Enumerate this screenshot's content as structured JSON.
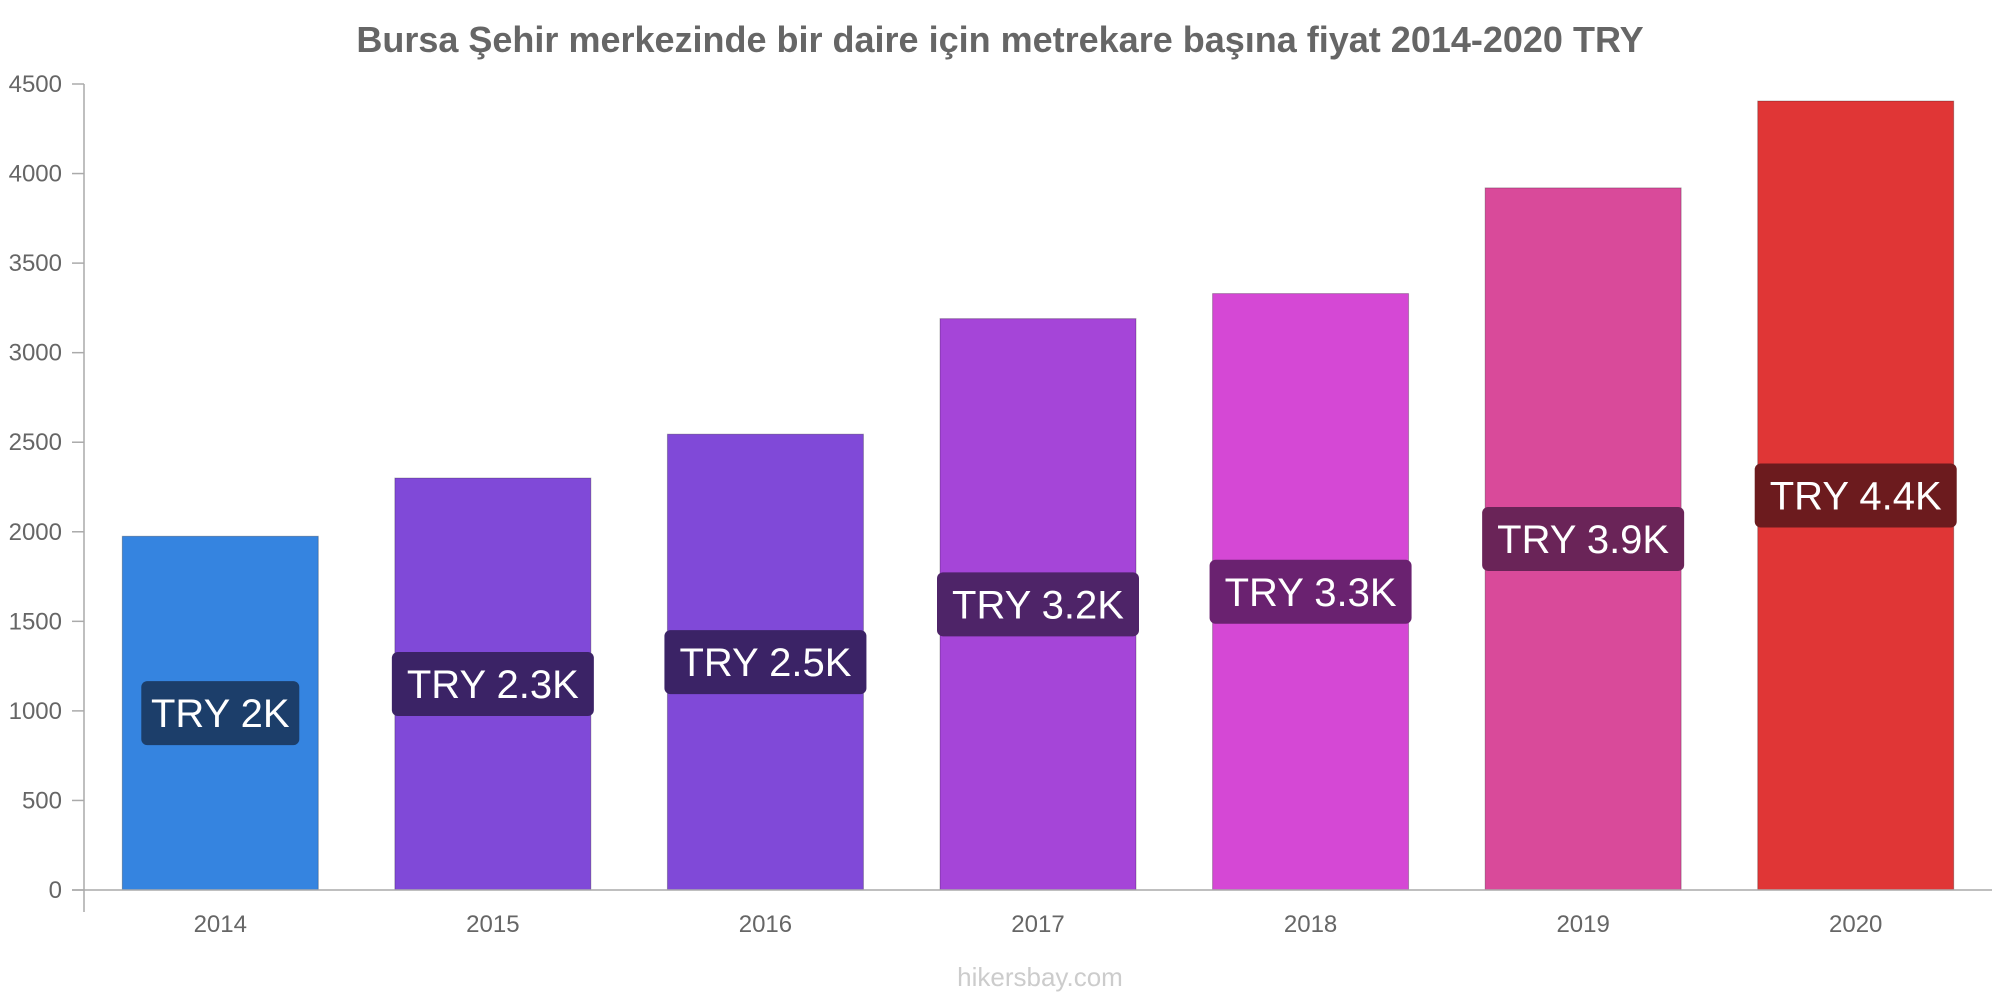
{
  "chart_data": {
    "type": "bar",
    "title": "Bursa Şehir merkezinde bir daire için metrekare başına fiyat 2014-2020 TRY",
    "xlabel": "",
    "ylabel": "",
    "categories": [
      "2014",
      "2015",
      "2016",
      "2017",
      "2018",
      "2019",
      "2020"
    ],
    "values": [
      1975,
      2300,
      2545,
      3190,
      3330,
      3920,
      4405
    ],
    "data_labels": [
      "TRY 2K",
      "TRY 2.3K",
      "TRY 2.5K",
      "TRY 3.2K",
      "TRY 3.3K",
      "TRY 3.9K",
      "TRY 4.4K"
    ],
    "ylim": [
      0,
      4500
    ],
    "yticks": [
      0,
      500,
      1000,
      1500,
      2000,
      2500,
      3000,
      3500,
      4000,
      4500
    ],
    "grid": false,
    "legend": "none",
    "bar_colors": [
      "#3584e0",
      "#8049d8",
      "#8049d8",
      "#a545d8",
      "#d548d5",
      "#d94a9a",
      "#e03636"
    ],
    "label_colors": [
      "#1c3e6a",
      "#3b2366",
      "#3b2366",
      "#4e2468",
      "#6a2270",
      "#6a2458",
      "#6c1b1e"
    ]
  },
  "watermark": "hikersbay.com"
}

:: What is expected ::
Without the pictures, print the records in full, exactly as they appear.

:: Solution for this task ::
Enumerate this screenshot's content as structured JSON.
{
  "chart_data": {
    "type": "bar",
    "title": "Bursa Şehir merkezinde bir daire için metrekare başına fiyat 2014-2020 TRY",
    "xlabel": "",
    "ylabel": "",
    "categories": [
      "2014",
      "2015",
      "2016",
      "2017",
      "2018",
      "2019",
      "2020"
    ],
    "values": [
      1975,
      2300,
      2545,
      3190,
      3330,
      3920,
      4405
    ],
    "data_labels": [
      "TRY 2K",
      "TRY 2.3K",
      "TRY 2.5K",
      "TRY 3.2K",
      "TRY 3.3K",
      "TRY 3.9K",
      "TRY 4.4K"
    ],
    "ylim": [
      0,
      4500
    ],
    "yticks": [
      0,
      500,
      1000,
      1500,
      2000,
      2500,
      3000,
      3500,
      4000,
      4500
    ],
    "grid": false,
    "legend": "none",
    "bar_colors": [
      "#3584e0",
      "#8049d8",
      "#8049d8",
      "#a545d8",
      "#d548d5",
      "#d94a9a",
      "#e03636"
    ],
    "label_colors": [
      "#1c3e6a",
      "#3b2366",
      "#3b2366",
      "#4e2468",
      "#6a2270",
      "#6a2458",
      "#6c1b1e"
    ]
  },
  "watermark": "hikersbay.com"
}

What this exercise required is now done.